**TASK REQUIREMENTS:** Leave out any picture and return the remaining listing below exactly as given.

------------------------------

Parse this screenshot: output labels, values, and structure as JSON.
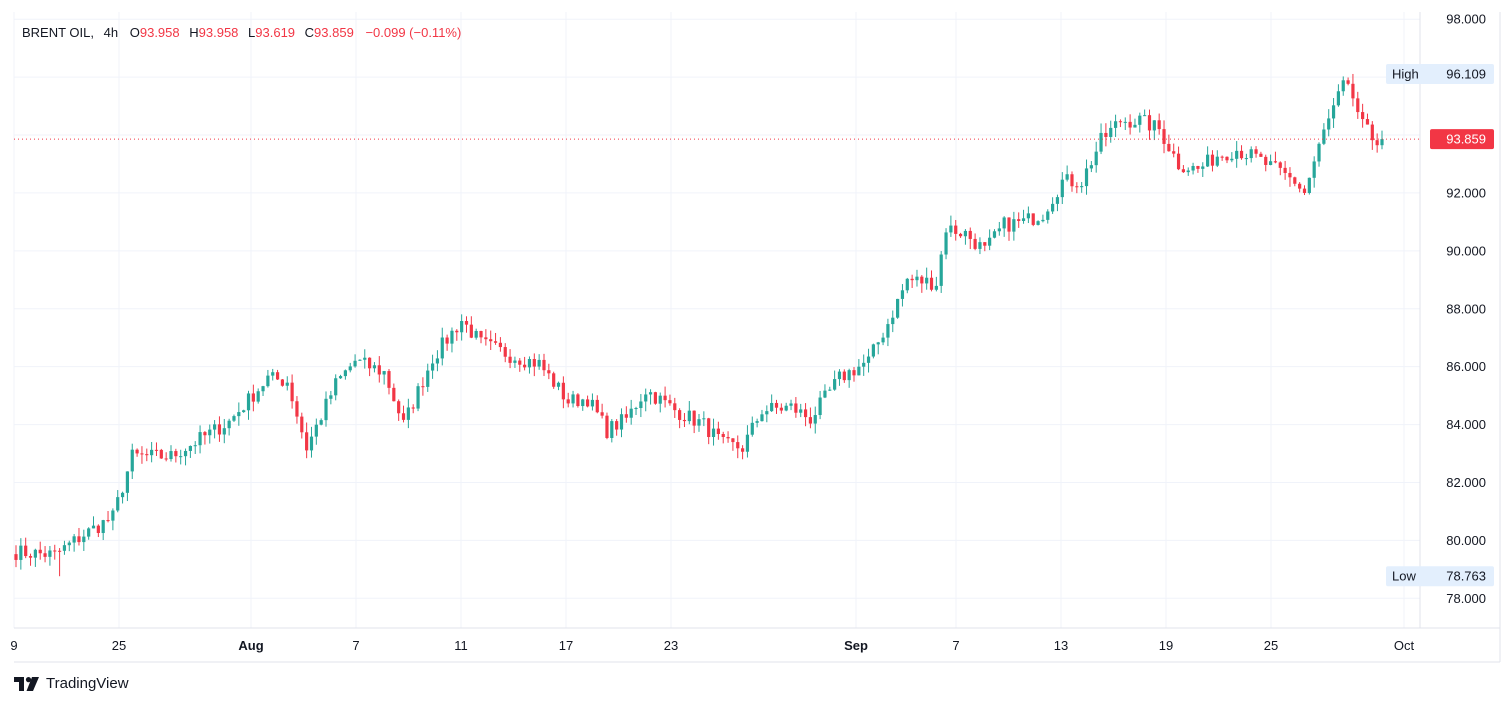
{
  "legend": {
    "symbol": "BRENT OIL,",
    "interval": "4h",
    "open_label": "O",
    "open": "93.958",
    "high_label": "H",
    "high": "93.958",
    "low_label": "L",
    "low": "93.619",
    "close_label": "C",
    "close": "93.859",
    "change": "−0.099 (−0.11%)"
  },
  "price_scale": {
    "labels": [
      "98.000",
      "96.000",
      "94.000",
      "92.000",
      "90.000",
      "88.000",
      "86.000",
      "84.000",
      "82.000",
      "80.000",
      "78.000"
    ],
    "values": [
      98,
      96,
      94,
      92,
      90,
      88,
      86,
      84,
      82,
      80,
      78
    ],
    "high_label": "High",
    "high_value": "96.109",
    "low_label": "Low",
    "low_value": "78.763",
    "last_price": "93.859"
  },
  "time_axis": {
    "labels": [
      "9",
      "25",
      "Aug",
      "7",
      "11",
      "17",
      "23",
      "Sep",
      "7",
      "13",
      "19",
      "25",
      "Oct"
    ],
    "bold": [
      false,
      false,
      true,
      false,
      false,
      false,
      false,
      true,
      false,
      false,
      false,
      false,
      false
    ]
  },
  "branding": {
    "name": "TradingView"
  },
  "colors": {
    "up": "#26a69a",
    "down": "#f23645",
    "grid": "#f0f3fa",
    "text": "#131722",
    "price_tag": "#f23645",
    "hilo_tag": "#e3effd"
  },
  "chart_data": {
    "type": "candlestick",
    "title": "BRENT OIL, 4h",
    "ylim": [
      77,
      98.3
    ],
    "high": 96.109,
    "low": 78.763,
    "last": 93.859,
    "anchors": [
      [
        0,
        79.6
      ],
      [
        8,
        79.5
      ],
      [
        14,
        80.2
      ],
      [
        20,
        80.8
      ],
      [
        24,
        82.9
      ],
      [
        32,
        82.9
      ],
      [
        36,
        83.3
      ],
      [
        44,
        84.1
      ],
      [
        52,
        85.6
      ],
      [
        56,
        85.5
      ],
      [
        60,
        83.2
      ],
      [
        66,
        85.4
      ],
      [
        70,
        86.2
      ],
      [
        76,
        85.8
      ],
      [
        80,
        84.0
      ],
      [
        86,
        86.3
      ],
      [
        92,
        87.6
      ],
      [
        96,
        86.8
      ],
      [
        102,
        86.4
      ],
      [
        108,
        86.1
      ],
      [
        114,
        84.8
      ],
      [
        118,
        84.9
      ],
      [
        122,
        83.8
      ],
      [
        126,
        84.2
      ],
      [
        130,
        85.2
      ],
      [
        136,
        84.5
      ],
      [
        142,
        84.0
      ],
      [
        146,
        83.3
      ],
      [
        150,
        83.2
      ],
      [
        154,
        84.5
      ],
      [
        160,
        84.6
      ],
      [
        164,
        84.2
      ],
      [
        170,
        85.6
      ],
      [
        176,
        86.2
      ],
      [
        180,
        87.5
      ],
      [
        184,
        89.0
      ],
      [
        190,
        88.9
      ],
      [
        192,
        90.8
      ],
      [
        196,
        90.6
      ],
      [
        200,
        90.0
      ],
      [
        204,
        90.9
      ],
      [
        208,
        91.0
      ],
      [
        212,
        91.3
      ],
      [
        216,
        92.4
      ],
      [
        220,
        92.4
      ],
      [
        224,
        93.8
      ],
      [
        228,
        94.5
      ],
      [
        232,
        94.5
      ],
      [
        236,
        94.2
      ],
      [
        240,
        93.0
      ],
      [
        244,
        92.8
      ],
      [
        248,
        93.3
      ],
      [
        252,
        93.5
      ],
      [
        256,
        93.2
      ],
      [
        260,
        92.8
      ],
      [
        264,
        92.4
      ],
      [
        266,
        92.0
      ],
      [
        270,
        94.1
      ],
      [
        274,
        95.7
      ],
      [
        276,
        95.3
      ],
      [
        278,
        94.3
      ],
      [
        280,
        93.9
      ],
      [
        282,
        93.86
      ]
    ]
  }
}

------------------------------

**FULL SOLUTION:**
Parse this screenshot: output labels, values, and structure as JSON.
{
  "legend": {
    "symbol": "BRENT OIL,",
    "interval": "4h",
    "open_label": "O",
    "open": "93.958",
    "high_label": "H",
    "high": "93.958",
    "low_label": "L",
    "low": "93.619",
    "close_label": "C",
    "close": "93.859",
    "change": "−0.099 (−0.11%)"
  },
  "price_scale": {
    "labels": [
      "98.000",
      "96.000",
      "94.000",
      "92.000",
      "90.000",
      "88.000",
      "86.000",
      "84.000",
      "82.000",
      "80.000",
      "78.000"
    ],
    "values": [
      98,
      96,
      94,
      92,
      90,
      88,
      86,
      84,
      82,
      80,
      78
    ],
    "high_label": "High",
    "high_value": "96.109",
    "low_label": "Low",
    "low_value": "78.763",
    "last_price": "93.859"
  },
  "time_axis": {
    "labels": [
      "9",
      "25",
      "Aug",
      "7",
      "11",
      "17",
      "23",
      "Sep",
      "7",
      "13",
      "19",
      "25",
      "Oct"
    ],
    "bold": [
      false,
      false,
      true,
      false,
      false,
      false,
      false,
      true,
      false,
      false,
      false,
      false,
      false
    ]
  },
  "branding": {
    "name": "TradingView"
  },
  "colors": {
    "up": "#26a69a",
    "down": "#f23645",
    "grid": "#f0f3fa",
    "text": "#131722",
    "price_tag": "#f23645",
    "hilo_tag": "#e3effd"
  },
  "chart_data": {
    "type": "candlestick",
    "title": "BRENT OIL, 4h",
    "ylim": [
      77,
      98.3
    ],
    "high": 96.109,
    "low": 78.763,
    "last": 93.859,
    "anchors": [
      [
        0,
        79.6
      ],
      [
        8,
        79.5
      ],
      [
        14,
        80.2
      ],
      [
        20,
        80.8
      ],
      [
        24,
        82.9
      ],
      [
        32,
        82.9
      ],
      [
        36,
        83.3
      ],
      [
        44,
        84.1
      ],
      [
        52,
        85.6
      ],
      [
        56,
        85.5
      ],
      [
        60,
        83.2
      ],
      [
        66,
        85.4
      ],
      [
        70,
        86.2
      ],
      [
        76,
        85.8
      ],
      [
        80,
        84.0
      ],
      [
        86,
        86.3
      ],
      [
        92,
        87.6
      ],
      [
        96,
        86.8
      ],
      [
        102,
        86.4
      ],
      [
        108,
        86.1
      ],
      [
        114,
        84.8
      ],
      [
        118,
        84.9
      ],
      [
        122,
        83.8
      ],
      [
        126,
        84.2
      ],
      [
        130,
        85.2
      ],
      [
        136,
        84.5
      ],
      [
        142,
        84.0
      ],
      [
        146,
        83.3
      ],
      [
        150,
        83.2
      ],
      [
        154,
        84.5
      ],
      [
        160,
        84.6
      ],
      [
        164,
        84.2
      ],
      [
        170,
        85.6
      ],
      [
        176,
        86.2
      ],
      [
        180,
        87.5
      ],
      [
        184,
        89.0
      ],
      [
        190,
        88.9
      ],
      [
        192,
        90.8
      ],
      [
        196,
        90.6
      ],
      [
        200,
        90.0
      ],
      [
        204,
        90.9
      ],
      [
        208,
        91.0
      ],
      [
        212,
        91.3
      ],
      [
        216,
        92.4
      ],
      [
        220,
        92.4
      ],
      [
        224,
        93.8
      ],
      [
        228,
        94.5
      ],
      [
        232,
        94.5
      ],
      [
        236,
        94.2
      ],
      [
        240,
        93.0
      ],
      [
        244,
        92.8
      ],
      [
        248,
        93.3
      ],
      [
        252,
        93.5
      ],
      [
        256,
        93.2
      ],
      [
        260,
        92.8
      ],
      [
        264,
        92.4
      ],
      [
        266,
        92.0
      ],
      [
        270,
        94.1
      ],
      [
        274,
        95.7
      ],
      [
        276,
        95.3
      ],
      [
        278,
        94.3
      ],
      [
        280,
        93.9
      ],
      [
        282,
        93.86
      ]
    ]
  }
}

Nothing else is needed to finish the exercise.